CD-Buffer: Complementary Dual-Buffer Framework for Test-Time Adaptation in Adverse Weather Object Detection¶

Conference: CVPR 2026 arXiv: 2603.26092 Code: Website Area: Object Detection Keywords: Test-time adaptation, adverse weather, object detection, channel adaptation, additive-subtractive complementarity

TL;DR¶

This paper proposes the CD-Buffer framework, which drives complementary collaboration between a subtractive buffer (channel suppression) and an additive buffer (lightweight adapter compensation) via a unified domain discrepancy measure, enabling robust test-time object detection adaptation across adverse weather conditions of varying severity.

Background & Motivation¶

Background: Test-time adaptation (TTA) addresses domain shift by updating source-pretrained models online, without offline retraining or target labels. Existing TTA methods fall into two paradigms: additive methods (introducing lightweight modules to learn target-specific adjustments) and subtractive methods (removing domain-sensitive channels).

Source data -
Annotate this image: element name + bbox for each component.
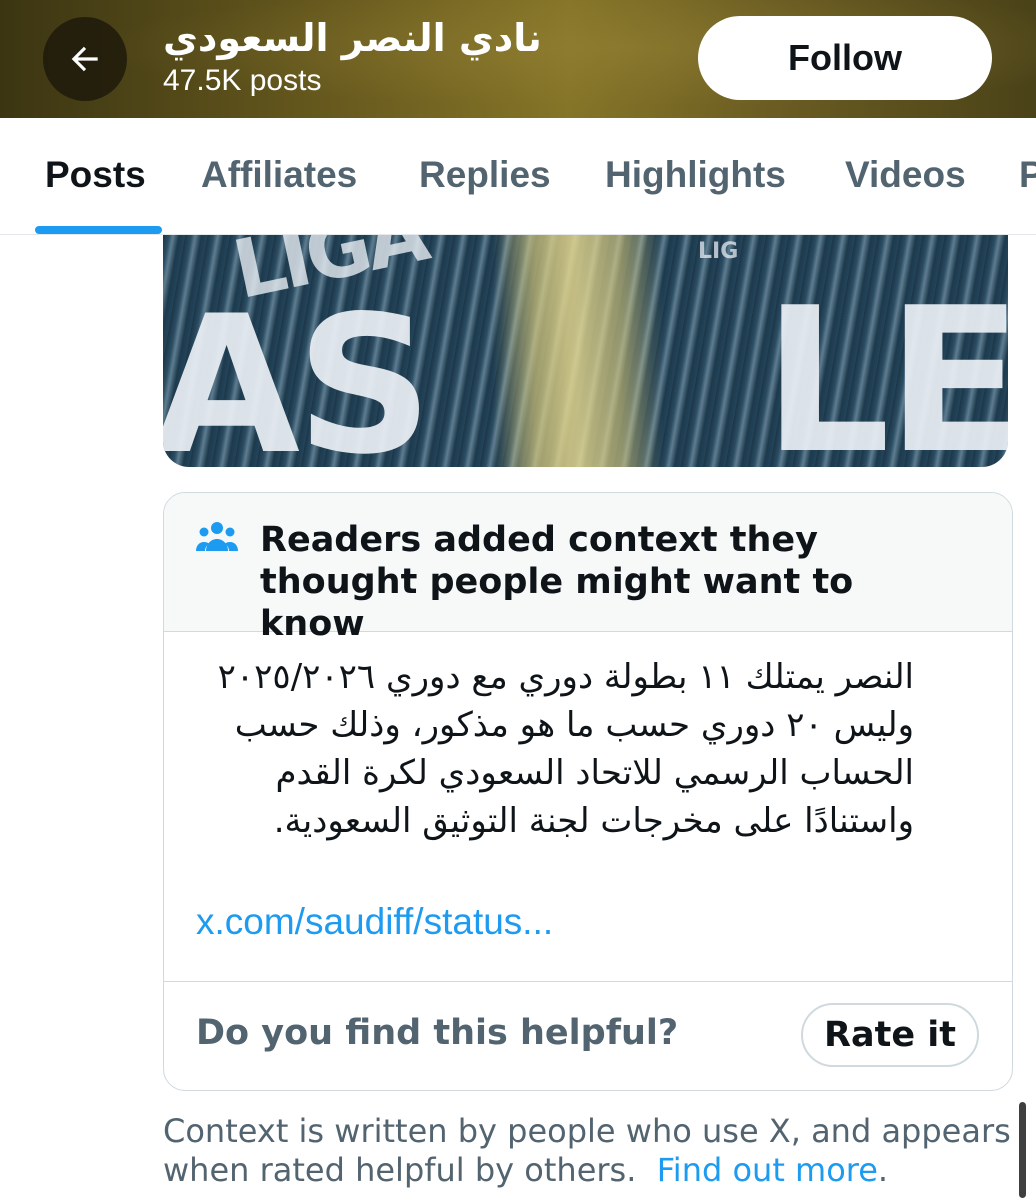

What the task asks - In the CD-Buffer text above, reproduce the part that begins at the words "Background: Test-time adaptation" and stops after "(removing domain-sensitive channels).".

Completed task -
Background: Test-time adaptation (TTA) addresses domain shift by updating source-pretrained models online, without offline retraining or target labels. Existing TTA methods fall into two paradigms: additive methods (introducing lightweight modules to learn target-specific adjustments) and subtractive methods (removing domain-sensitive channels).